### Required task
Can you copy out every item below line for line, keeping the text unchanged and leaving the pictures out?

--- Begin Information given ---

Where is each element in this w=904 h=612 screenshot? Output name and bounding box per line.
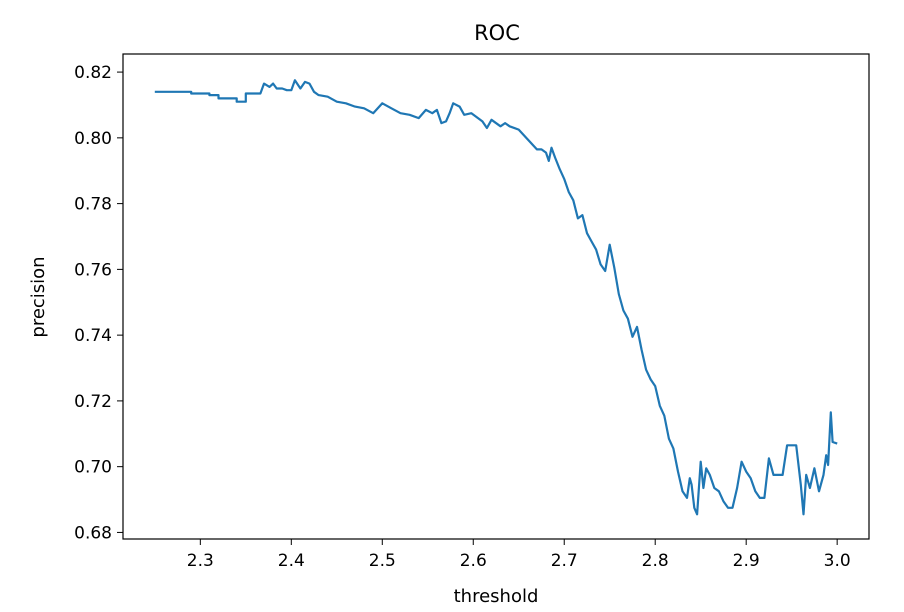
y-tick-label: 0.72 (74, 392, 112, 412)
y-axis-ticks: 0.68 0.70 0.72 0.74 0.76 0.78 0.80 0.82 (74, 63, 123, 543)
y-tick-label: 0.78 (74, 195, 112, 215)
x-axis-label: threshold (454, 586, 539, 607)
x-tick-label: 3.0 (824, 551, 851, 571)
y-tick-label: 0.68 (74, 523, 112, 543)
y-tick-label: 0.80 (74, 129, 112, 149)
x-tick-label: 2.6 (460, 551, 487, 571)
chart-title: ROC (474, 21, 520, 45)
x-tick-label: 2.8 (642, 551, 669, 571)
y-tick-label: 0.70 (74, 458, 112, 478)
plot-frame (122, 53, 870, 540)
x-tick-label: 2.5 (369, 551, 396, 571)
plot-area (154, 79, 838, 516)
y-tick-label: 0.76 (74, 260, 112, 280)
x-tick-label: 2.7 (551, 551, 578, 571)
x-tick-label: 2.4 (278, 551, 305, 571)
x-axis-ticks: 2.3 2.4 2.5 2.6 2.7 2.8 2.9 3.0 (187, 539, 851, 571)
x-tick-label: 2.9 (733, 551, 760, 571)
y-tick-label: 0.82 (74, 63, 112, 83)
y-axis-label: precision (28, 256, 49, 337)
series-line-0 (154, 79, 838, 516)
x-tick-label: 2.3 (187, 551, 214, 571)
y-tick-label: 0.74 (74, 326, 112, 346)
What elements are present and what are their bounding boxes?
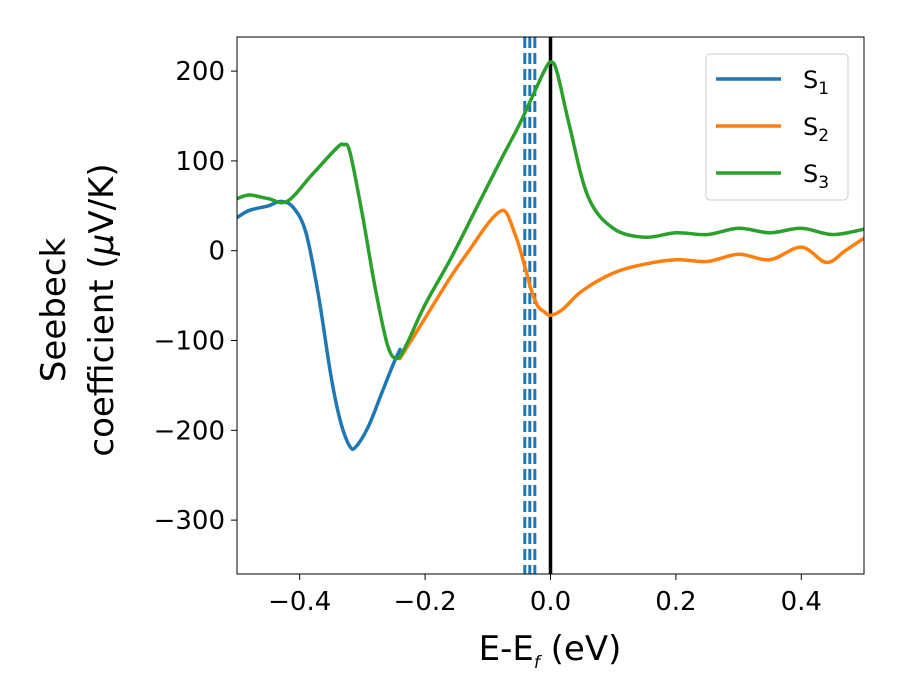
series-lines bbox=[237, 60, 864, 452]
y-tick-label: −200 bbox=[154, 416, 225, 446]
legend-label: S3 bbox=[803, 160, 829, 193]
series-line-s3 bbox=[237, 60, 864, 361]
x-axis-label: E-Ef (eV) bbox=[479, 629, 622, 673]
x-tick-label: 0.2 bbox=[655, 587, 696, 617]
x-tick-label: 0.4 bbox=[781, 587, 822, 617]
vertical-reference-lines bbox=[523, 37, 553, 574]
y-axis-label-line2: coefficient (μV/K) bbox=[82, 163, 122, 456]
y-tick-label: −300 bbox=[154, 506, 225, 536]
series-line-s1 bbox=[237, 199, 402, 452]
y-tick-label: 200 bbox=[175, 57, 225, 87]
y-axis-label-line1: Seebeck bbox=[34, 238, 74, 383]
x-tick-label: −0.2 bbox=[394, 587, 457, 617]
x-axis-ticks: −0.4 −0.2 0.0 0.2 0.4 bbox=[268, 574, 822, 617]
legend-label: S1 bbox=[803, 66, 829, 99]
x-tick-label: −0.4 bbox=[268, 587, 331, 617]
y-tick-label: −100 bbox=[154, 327, 225, 357]
series-line-s2 bbox=[398, 208, 864, 361]
y-tick-label: 0 bbox=[208, 237, 225, 267]
y-axis-ticks: 200 100 0 −100 −200 −300 bbox=[154, 57, 237, 536]
legend: S1 S2 S3 bbox=[705, 53, 849, 201]
y-tick-label: 100 bbox=[175, 147, 225, 177]
x-tick-label: 0.0 bbox=[530, 587, 571, 617]
y-axis-label: Seebeck coefficient (μV/K) bbox=[34, 163, 122, 456]
legend-label: S2 bbox=[803, 113, 829, 146]
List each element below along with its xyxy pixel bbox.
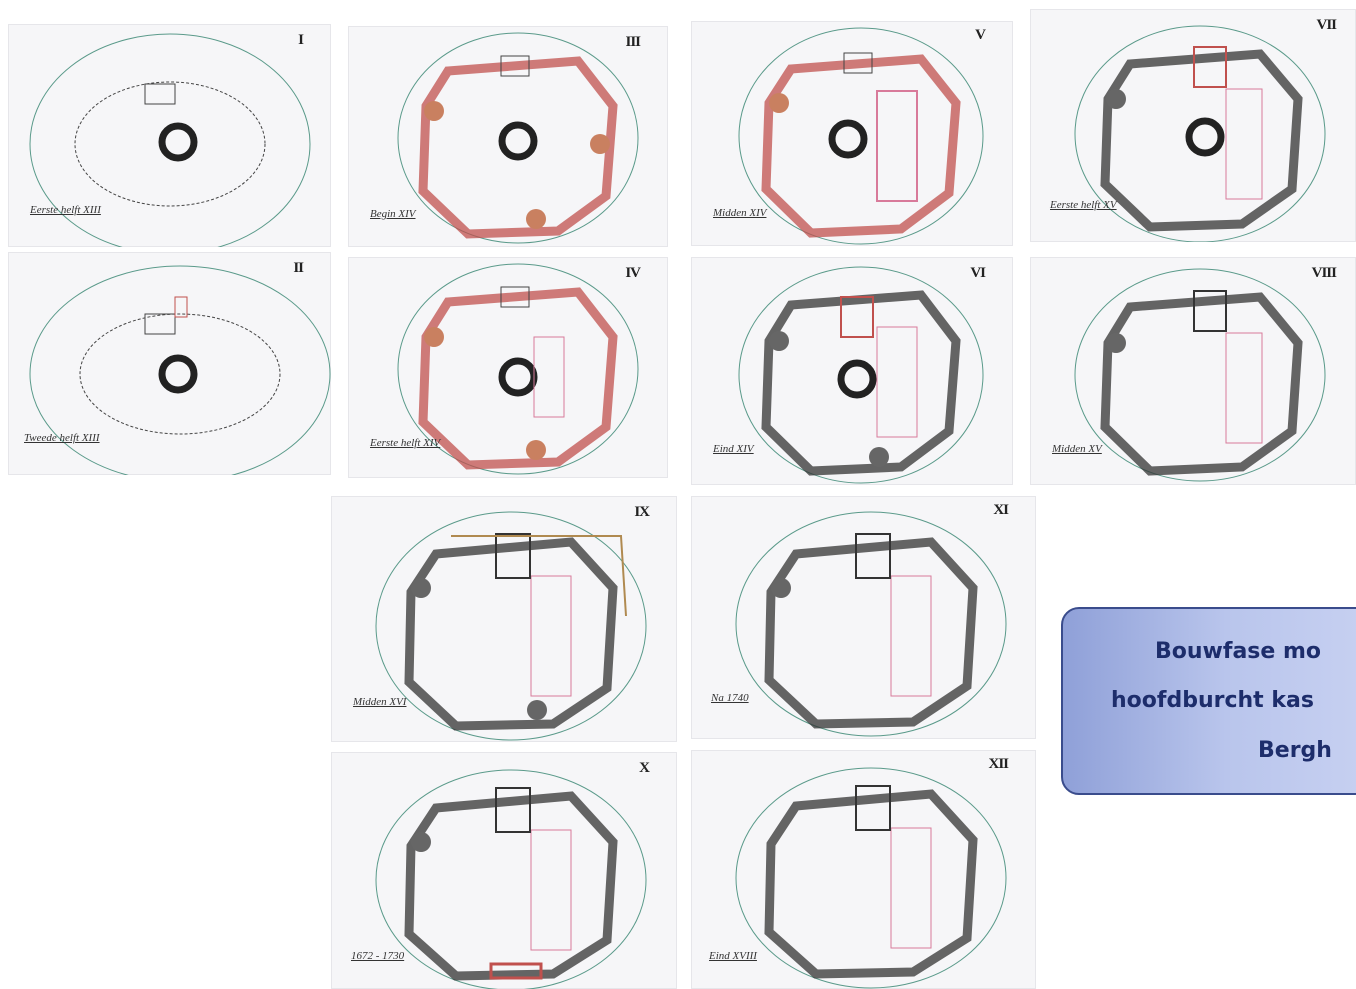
plan-sheet-8: VIII Midden XV (1030, 257, 1356, 485)
plan-sheet-5: V Midden XIV (691, 21, 1013, 246)
floor-plan-4 (397, 263, 639, 475)
phase-caption: Tweede helft XIII (24, 432, 100, 444)
plan-sheet-7: VII Eerste helft XV (1030, 9, 1356, 242)
phase-caption: Midden XVI (353, 696, 407, 708)
phase-number: XI (993, 502, 1009, 518)
floor-plan-7 (1074, 25, 1326, 242)
callout-line-2: hoofdburcht kas (1111, 688, 1314, 713)
floor-plan-12 (735, 767, 1007, 989)
phase-caption: Eind XVIII (709, 950, 757, 962)
floor-plan-2 (29, 265, 331, 475)
phase-caption: Begin XIV (370, 208, 416, 220)
plan-sheet-2: II Tweede helft XIII (8, 252, 331, 475)
floor-plan-6 (738, 266, 984, 484)
floor-plan-9 (375, 511, 647, 741)
floor-plan-10 (375, 769, 647, 989)
phase-caption: 1672 - 1730 (351, 950, 405, 962)
plan-sheet-1: I Eerste helft XIII (8, 24, 331, 247)
phase-number: XII (988, 756, 1008, 772)
phase-number: VI (970, 265, 986, 281)
phase-caption: Midden XV (1052, 443, 1102, 455)
floor-plan-11 (735, 511, 1007, 737)
callout-line-3: Bergh (1258, 738, 1332, 763)
phase-number: III (625, 34, 640, 50)
floor-plan-3 (397, 32, 639, 244)
phase-caption: Eerste helft XIII (30, 204, 101, 216)
plan-sheet-12: XII Eind XVIII (691, 750, 1036, 989)
phase-number: II (293, 260, 304, 276)
phase-caption: Eerste helft XIV (370, 437, 441, 449)
phase-caption: Midden XIV (713, 207, 767, 219)
plan-sheet-9: IX Midden XVI (331, 496, 677, 742)
phase-caption: Eerste helft XV (1050, 199, 1117, 211)
phase-number: VII (1316, 17, 1336, 33)
phase-number: VIII (1311, 265, 1337, 281)
plan-sheet-11: XI Na 1740 (691, 496, 1036, 739)
phase-caption: Eind XIV (713, 443, 754, 455)
floor-plan-5 (738, 27, 984, 245)
plan-sheet-4: IV Eerste helft XIV (348, 257, 668, 478)
phase-number: I (298, 32, 304, 48)
phase-caption: Na 1740 (711, 692, 749, 704)
plan-sheet-6: VI Eind XIV (691, 257, 1013, 485)
floor-plan-1 (29, 33, 311, 247)
phase-number: X (639, 760, 650, 776)
floor-plan-8 (1074, 268, 1326, 482)
plan-sheet-3: III Begin XIV (348, 26, 668, 247)
callout-line-1: Bouwfase mo (1155, 639, 1321, 664)
plan-sheet-10: X 1672 - 1730 (331, 752, 677, 989)
phase-number: IV (625, 265, 641, 281)
phase-number: V (975, 27, 986, 43)
title-callout: Bouwfase mo hoofdburcht kas Bergh (1061, 607, 1356, 795)
phase-number: IX (634, 504, 650, 520)
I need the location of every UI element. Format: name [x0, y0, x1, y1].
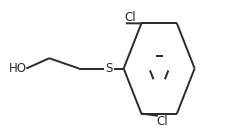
Text: S: S [105, 62, 112, 75]
Text: Cl: Cl [157, 115, 169, 128]
Text: Cl: Cl [125, 11, 136, 24]
Text: HO: HO [9, 62, 27, 75]
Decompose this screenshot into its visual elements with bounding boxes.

--- End Information given ---

### Task answer
Where is each element in this w=904 h=612 screenshot? Output name and bounding box per line.
y-tick-label: 0.72 (74, 392, 112, 412)
y-axis-ticks: 0.68 0.70 0.72 0.74 0.76 0.78 0.80 0.82 (74, 63, 123, 543)
y-tick-label: 0.78 (74, 195, 112, 215)
x-axis-label: threshold (454, 586, 539, 607)
x-tick-label: 3.0 (824, 551, 851, 571)
y-tick-label: 0.68 (74, 523, 112, 543)
y-tick-label: 0.80 (74, 129, 112, 149)
x-tick-label: 2.6 (460, 551, 487, 571)
chart-title: ROC (474, 21, 520, 45)
x-tick-label: 2.8 (642, 551, 669, 571)
y-tick-label: 0.70 (74, 458, 112, 478)
plot-frame (122, 53, 870, 540)
x-tick-label: 2.5 (369, 551, 396, 571)
plot-area (154, 79, 838, 516)
y-tick-label: 0.76 (74, 260, 112, 280)
x-tick-label: 2.7 (551, 551, 578, 571)
x-tick-label: 2.4 (278, 551, 305, 571)
x-axis-ticks: 2.3 2.4 2.5 2.6 2.7 2.8 2.9 3.0 (187, 539, 851, 571)
x-tick-label: 2.9 (733, 551, 760, 571)
y-tick-label: 0.82 (74, 63, 112, 83)
y-axis-label: precision (28, 256, 49, 337)
series-line-0 (154, 79, 838, 516)
x-tick-label: 2.3 (187, 551, 214, 571)
y-tick-label: 0.74 (74, 326, 112, 346)
What elements are present and what are their bounding boxes?
series-lines bbox=[237, 60, 864, 452]
y-tick-label: −200 bbox=[154, 416, 225, 446]
legend-label: S3 bbox=[803, 160, 829, 193]
series-line-s3 bbox=[237, 60, 864, 361]
x-axis-label: E-Ef (eV) bbox=[479, 629, 622, 673]
x-tick-label: 0.2 bbox=[655, 587, 696, 617]
x-tick-label: 0.4 bbox=[781, 587, 822, 617]
vertical-reference-lines bbox=[523, 37, 553, 574]
y-axis-label-line2: coefficient (μV/K) bbox=[82, 163, 122, 456]
y-tick-label: −300 bbox=[154, 506, 225, 536]
series-line-s1 bbox=[237, 199, 402, 452]
y-tick-label: 200 bbox=[175, 57, 225, 87]
y-axis-label-line1: Seebeck bbox=[34, 238, 74, 383]
x-tick-label: −0.2 bbox=[394, 587, 457, 617]
x-axis-ticks: −0.4 −0.2 0.0 0.2 0.4 bbox=[268, 574, 822, 617]
legend-label: S1 bbox=[803, 66, 829, 99]
x-tick-label: −0.4 bbox=[268, 587, 331, 617]
y-tick-label: −100 bbox=[154, 327, 225, 357]
series-line-s2 bbox=[398, 208, 864, 361]
y-tick-label: 0 bbox=[208, 237, 225, 267]
y-axis-ticks: 200 100 0 −100 −200 −300 bbox=[154, 57, 237, 536]
legend: S1 S2 S3 bbox=[705, 53, 849, 201]
y-tick-label: 100 bbox=[175, 147, 225, 177]
x-tick-label: 0.0 bbox=[530, 587, 571, 617]
y-axis-label: Seebeck coefficient (μV/K) bbox=[34, 163, 122, 456]
legend-label: S2 bbox=[803, 113, 829, 146]
List each element below along with its xyxy pixel bbox.
plan-sheet-8: VIII Midden XV (1030, 257, 1356, 485)
plan-sheet-5: V Midden XIV (691, 21, 1013, 246)
floor-plan-4 (397, 263, 639, 475)
phase-caption: Tweede helft XIII (24, 432, 100, 444)
plan-sheet-7: VII Eerste helft XV (1030, 9, 1356, 242)
phase-caption: Midden XVI (353, 696, 407, 708)
phase-number: XI (993, 502, 1009, 518)
floor-plan-7 (1074, 25, 1326, 242)
callout-line-2: hoofdburcht kas (1111, 688, 1314, 713)
floor-plan-12 (735, 767, 1007, 989)
phase-caption: Eind XVIII (709, 950, 757, 962)
floor-plan-2 (29, 265, 331, 475)
phase-caption: Begin XIV (370, 208, 416, 220)
plan-sheet-2: II Tweede helft XIII (8, 252, 331, 475)
floor-plan-6 (738, 266, 984, 484)
floor-plan-9 (375, 511, 647, 741)
floor-plan-10 (375, 769, 647, 989)
phase-caption: 1672 - 1730 (351, 950, 405, 962)
plan-sheet-1: I Eerste helft XIII (8, 24, 331, 247)
phase-number: XII (988, 756, 1008, 772)
phase-number: VI (970, 265, 986, 281)
phase-caption: Midden XV (1052, 443, 1102, 455)
floor-plan-11 (735, 511, 1007, 737)
callout-line-3: Bergh (1258, 738, 1332, 763)
phase-number: III (625, 34, 640, 50)
floor-plan-3 (397, 32, 639, 244)
phase-caption: Eerste helft XIII (30, 204, 101, 216)
plan-sheet-12: XII Eind XVIII (691, 750, 1036, 989)
phase-number: II (293, 260, 304, 276)
phase-caption: Eerste helft XIV (370, 437, 441, 449)
phase-caption: Midden XIV (713, 207, 767, 219)
plan-sheet-9: IX Midden XVI (331, 496, 677, 742)
phase-caption: Eerste helft XV (1050, 199, 1117, 211)
phase-number: VII (1316, 17, 1336, 33)
phase-number: VIII (1311, 265, 1337, 281)
plan-sheet-11: XI Na 1740 (691, 496, 1036, 739)
phase-caption: Eind XIV (713, 443, 754, 455)
floor-plan-5 (738, 27, 984, 245)
plan-sheet-4: IV Eerste helft XIV (348, 257, 668, 478)
phase-number: I (298, 32, 304, 48)
phase-caption: Na 1740 (711, 692, 749, 704)
plan-sheet-6: VI Eind XIV (691, 257, 1013, 485)
floor-plan-1 (29, 33, 311, 247)
phase-number: X (639, 760, 650, 776)
floor-plan-8 (1074, 268, 1326, 482)
plan-sheet-3: III Begin XIV (348, 26, 668, 247)
callout-line-1: Bouwfase mo (1155, 639, 1321, 664)
plan-sheet-10: X 1672 - 1730 (331, 752, 677, 989)
phase-number: IV (625, 265, 641, 281)
phase-number: V (975, 27, 986, 43)
title-callout: Bouwfase mo hoofdburcht kas Bergh (1061, 607, 1356, 795)
phase-number: IX (634, 504, 650, 520)
I need the location of every UI element. Format: name [x0, y0, x1, y1].
Text: S: S [105, 62, 112, 75]
Text: Cl: Cl [157, 115, 169, 128]
Text: Cl: Cl [125, 11, 136, 24]
Text: HO: HO [9, 62, 27, 75]
Decompose this screenshot into its visual elements with bounding boxes.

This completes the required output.